(Source data)
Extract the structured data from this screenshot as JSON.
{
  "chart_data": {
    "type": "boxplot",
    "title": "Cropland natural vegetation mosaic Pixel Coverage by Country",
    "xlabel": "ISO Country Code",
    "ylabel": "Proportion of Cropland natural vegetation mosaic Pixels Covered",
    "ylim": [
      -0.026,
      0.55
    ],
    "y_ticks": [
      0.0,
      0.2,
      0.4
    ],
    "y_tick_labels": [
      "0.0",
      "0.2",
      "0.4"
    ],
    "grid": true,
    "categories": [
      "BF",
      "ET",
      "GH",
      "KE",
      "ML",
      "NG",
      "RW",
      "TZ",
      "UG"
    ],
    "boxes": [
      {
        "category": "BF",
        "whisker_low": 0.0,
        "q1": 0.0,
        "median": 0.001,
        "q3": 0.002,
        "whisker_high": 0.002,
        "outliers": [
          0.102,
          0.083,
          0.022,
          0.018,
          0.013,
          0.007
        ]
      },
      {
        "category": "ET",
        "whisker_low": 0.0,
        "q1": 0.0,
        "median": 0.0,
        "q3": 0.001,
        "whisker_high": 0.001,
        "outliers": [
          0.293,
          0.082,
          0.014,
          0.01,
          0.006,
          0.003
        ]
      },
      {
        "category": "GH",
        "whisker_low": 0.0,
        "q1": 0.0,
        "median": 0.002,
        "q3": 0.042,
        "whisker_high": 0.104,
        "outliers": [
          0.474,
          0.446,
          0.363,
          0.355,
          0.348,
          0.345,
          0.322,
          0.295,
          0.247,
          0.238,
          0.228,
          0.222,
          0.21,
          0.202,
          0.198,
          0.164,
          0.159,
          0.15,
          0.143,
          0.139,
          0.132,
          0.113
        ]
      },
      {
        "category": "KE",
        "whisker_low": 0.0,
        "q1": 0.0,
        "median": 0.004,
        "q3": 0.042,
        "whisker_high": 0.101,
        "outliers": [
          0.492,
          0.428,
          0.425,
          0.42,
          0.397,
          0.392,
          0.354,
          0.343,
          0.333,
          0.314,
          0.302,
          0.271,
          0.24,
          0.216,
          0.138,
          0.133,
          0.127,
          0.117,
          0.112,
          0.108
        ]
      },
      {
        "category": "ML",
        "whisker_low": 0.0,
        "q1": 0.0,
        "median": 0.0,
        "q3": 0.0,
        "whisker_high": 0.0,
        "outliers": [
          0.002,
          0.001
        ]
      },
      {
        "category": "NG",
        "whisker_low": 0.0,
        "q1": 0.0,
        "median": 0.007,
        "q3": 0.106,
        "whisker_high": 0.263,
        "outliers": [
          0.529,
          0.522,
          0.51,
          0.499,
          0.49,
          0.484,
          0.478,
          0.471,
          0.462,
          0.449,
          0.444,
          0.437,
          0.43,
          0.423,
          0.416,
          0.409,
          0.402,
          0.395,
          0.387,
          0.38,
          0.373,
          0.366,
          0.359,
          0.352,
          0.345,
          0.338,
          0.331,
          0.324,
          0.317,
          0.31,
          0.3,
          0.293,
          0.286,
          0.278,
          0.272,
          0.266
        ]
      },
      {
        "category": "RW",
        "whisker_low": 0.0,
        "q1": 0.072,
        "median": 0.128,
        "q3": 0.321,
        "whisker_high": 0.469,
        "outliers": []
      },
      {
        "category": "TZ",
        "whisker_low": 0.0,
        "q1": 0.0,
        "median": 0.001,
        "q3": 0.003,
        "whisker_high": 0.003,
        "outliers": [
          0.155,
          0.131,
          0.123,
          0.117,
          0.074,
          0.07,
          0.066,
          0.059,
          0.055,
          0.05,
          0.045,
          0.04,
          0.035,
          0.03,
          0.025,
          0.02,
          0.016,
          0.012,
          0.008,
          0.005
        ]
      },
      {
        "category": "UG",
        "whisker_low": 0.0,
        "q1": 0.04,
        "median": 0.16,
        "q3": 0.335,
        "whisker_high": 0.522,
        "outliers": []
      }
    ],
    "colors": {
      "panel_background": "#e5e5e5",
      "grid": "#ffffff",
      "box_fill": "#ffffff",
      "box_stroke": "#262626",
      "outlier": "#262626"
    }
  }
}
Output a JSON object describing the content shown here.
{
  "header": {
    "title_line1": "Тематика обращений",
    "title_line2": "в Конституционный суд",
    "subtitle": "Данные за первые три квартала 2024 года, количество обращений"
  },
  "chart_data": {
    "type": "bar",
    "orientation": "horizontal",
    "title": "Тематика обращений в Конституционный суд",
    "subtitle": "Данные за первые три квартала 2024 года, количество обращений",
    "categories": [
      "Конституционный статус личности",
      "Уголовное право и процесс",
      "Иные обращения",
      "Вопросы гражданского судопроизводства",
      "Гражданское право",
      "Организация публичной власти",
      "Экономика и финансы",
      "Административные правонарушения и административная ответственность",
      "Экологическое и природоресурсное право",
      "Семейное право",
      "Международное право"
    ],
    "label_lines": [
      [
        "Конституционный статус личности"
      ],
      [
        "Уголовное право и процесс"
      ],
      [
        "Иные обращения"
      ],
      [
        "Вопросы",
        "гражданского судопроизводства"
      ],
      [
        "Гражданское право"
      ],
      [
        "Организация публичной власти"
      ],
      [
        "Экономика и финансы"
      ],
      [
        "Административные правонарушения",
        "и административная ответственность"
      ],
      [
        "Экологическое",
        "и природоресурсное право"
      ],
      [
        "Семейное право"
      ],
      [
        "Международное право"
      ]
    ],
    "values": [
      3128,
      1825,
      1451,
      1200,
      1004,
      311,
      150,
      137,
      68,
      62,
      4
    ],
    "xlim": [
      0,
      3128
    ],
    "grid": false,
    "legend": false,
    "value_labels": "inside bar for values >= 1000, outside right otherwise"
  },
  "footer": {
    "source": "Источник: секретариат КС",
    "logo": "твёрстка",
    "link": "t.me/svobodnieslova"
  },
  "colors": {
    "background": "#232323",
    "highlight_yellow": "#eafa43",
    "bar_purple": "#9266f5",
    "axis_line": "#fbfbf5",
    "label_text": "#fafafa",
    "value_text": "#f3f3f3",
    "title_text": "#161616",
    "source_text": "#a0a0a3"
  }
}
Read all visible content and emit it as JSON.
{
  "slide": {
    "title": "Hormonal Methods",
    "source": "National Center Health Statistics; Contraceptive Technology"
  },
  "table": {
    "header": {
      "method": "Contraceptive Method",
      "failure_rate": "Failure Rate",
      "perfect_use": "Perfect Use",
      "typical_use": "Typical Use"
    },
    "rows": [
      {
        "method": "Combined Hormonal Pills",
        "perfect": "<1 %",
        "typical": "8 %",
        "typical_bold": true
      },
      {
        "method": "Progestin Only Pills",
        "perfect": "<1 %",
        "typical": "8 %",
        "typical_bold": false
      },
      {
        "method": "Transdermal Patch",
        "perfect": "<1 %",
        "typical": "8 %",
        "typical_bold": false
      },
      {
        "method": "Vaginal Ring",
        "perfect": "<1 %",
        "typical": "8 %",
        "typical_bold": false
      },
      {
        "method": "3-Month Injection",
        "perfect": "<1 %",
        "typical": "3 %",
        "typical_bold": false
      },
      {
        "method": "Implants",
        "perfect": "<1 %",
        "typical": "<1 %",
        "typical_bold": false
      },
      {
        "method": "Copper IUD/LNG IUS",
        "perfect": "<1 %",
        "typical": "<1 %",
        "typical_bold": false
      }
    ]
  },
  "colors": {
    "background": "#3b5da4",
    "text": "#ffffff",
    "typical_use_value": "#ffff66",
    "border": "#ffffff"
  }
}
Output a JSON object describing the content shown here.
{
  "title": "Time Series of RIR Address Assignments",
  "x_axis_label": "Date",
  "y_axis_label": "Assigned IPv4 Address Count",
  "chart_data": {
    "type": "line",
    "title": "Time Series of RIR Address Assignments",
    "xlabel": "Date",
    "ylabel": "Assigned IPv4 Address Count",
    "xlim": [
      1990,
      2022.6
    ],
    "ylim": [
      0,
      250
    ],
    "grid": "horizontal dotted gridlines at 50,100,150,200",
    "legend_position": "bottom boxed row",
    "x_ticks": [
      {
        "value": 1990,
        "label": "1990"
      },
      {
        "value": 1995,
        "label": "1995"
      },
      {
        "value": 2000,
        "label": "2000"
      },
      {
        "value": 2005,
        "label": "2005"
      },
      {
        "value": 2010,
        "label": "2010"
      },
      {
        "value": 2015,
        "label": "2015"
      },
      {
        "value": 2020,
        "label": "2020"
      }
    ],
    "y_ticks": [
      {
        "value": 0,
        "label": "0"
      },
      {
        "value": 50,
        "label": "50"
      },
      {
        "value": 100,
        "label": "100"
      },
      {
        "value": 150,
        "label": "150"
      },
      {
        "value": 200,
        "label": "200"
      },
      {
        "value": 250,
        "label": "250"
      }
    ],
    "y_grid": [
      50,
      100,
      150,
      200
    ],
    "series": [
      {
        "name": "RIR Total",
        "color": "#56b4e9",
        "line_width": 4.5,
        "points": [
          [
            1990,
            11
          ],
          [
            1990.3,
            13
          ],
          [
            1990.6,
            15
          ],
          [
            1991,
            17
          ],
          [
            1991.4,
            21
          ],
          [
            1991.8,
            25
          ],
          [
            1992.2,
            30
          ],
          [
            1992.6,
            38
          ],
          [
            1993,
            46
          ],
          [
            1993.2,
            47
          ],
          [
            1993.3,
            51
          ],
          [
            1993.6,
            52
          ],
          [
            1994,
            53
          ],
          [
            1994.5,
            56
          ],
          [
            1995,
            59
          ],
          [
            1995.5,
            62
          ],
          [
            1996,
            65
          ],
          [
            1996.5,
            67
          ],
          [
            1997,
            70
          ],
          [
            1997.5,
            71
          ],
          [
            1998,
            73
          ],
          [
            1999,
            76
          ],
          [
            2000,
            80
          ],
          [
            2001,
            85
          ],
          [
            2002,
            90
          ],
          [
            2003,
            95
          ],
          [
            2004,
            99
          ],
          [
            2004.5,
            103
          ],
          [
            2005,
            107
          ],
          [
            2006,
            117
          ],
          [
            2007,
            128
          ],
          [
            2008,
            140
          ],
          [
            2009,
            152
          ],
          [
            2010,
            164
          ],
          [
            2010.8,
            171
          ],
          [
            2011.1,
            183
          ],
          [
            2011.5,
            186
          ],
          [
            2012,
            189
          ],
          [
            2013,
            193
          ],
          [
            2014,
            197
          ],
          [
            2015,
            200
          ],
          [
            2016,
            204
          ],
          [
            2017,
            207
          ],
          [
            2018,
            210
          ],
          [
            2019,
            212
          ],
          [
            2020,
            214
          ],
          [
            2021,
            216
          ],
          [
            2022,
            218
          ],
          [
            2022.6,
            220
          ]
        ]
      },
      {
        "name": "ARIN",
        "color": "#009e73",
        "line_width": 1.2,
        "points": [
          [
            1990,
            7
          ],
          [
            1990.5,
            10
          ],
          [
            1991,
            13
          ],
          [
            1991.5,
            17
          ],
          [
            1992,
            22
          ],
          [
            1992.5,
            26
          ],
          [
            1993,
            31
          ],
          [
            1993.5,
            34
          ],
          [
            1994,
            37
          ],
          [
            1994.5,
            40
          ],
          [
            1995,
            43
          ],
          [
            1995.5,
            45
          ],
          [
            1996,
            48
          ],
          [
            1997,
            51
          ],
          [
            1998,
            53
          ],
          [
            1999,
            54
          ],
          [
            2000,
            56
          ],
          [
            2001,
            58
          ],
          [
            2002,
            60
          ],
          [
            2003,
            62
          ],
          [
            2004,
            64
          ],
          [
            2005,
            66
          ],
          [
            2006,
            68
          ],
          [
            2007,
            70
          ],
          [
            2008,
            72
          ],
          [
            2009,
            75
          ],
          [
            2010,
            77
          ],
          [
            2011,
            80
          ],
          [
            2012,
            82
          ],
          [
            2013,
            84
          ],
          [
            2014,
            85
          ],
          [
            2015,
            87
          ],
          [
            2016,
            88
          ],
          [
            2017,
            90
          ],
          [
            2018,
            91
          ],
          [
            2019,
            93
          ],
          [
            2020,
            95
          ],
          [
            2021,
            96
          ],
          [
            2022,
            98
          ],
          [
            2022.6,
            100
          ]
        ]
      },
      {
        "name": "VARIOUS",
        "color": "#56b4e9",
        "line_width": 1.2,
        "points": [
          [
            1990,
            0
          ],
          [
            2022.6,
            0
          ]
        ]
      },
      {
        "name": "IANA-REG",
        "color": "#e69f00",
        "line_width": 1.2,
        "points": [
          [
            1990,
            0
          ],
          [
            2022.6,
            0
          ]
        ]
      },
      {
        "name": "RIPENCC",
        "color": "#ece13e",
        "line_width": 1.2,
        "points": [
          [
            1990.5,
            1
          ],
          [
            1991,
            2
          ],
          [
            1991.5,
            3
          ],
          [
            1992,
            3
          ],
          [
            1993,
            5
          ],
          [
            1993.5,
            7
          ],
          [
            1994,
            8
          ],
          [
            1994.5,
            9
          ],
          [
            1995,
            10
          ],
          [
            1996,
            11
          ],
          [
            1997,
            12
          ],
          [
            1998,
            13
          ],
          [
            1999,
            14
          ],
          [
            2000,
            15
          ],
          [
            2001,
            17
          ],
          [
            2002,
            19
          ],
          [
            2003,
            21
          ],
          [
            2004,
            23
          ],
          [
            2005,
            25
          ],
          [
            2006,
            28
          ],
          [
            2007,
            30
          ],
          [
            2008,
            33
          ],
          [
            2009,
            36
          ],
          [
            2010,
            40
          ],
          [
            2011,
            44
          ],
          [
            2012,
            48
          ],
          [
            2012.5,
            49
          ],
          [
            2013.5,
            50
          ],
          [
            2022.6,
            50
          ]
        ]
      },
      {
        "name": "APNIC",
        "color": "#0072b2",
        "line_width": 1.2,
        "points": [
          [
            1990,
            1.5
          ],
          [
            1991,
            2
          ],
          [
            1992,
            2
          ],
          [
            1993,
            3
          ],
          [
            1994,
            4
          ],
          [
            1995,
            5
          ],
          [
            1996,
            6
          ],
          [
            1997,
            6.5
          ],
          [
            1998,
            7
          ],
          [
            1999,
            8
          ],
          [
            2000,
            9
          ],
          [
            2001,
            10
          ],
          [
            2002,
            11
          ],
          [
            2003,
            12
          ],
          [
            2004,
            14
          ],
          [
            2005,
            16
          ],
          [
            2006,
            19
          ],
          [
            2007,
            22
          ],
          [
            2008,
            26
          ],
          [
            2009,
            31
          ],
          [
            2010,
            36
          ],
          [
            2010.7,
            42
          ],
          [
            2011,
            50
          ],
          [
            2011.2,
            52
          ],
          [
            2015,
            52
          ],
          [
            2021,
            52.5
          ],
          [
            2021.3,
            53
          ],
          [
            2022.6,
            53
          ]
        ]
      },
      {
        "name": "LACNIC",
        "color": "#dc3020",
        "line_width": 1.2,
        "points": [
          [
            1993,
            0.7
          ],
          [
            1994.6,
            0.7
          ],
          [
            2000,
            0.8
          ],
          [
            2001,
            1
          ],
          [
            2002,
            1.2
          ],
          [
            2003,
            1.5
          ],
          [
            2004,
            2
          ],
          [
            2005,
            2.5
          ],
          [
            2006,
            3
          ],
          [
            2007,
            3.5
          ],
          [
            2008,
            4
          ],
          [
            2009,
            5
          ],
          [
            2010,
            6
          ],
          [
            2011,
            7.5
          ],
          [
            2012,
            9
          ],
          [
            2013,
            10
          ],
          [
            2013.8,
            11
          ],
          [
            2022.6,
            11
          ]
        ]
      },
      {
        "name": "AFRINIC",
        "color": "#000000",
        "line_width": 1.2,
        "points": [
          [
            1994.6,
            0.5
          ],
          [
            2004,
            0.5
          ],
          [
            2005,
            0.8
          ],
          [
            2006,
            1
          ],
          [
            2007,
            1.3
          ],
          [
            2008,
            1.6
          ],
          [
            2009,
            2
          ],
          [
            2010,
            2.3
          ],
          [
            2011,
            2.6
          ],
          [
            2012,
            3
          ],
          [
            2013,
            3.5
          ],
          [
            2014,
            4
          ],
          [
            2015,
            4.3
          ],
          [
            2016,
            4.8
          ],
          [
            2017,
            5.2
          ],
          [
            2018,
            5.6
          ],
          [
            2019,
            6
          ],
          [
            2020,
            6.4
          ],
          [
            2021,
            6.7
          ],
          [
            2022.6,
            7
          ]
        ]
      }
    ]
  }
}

## Written problem
Look through the listing and extract every line with "природоресурсное" in it.

## Task result
      "Экологическое и природоресурсное право",
        "и природоресурсное право"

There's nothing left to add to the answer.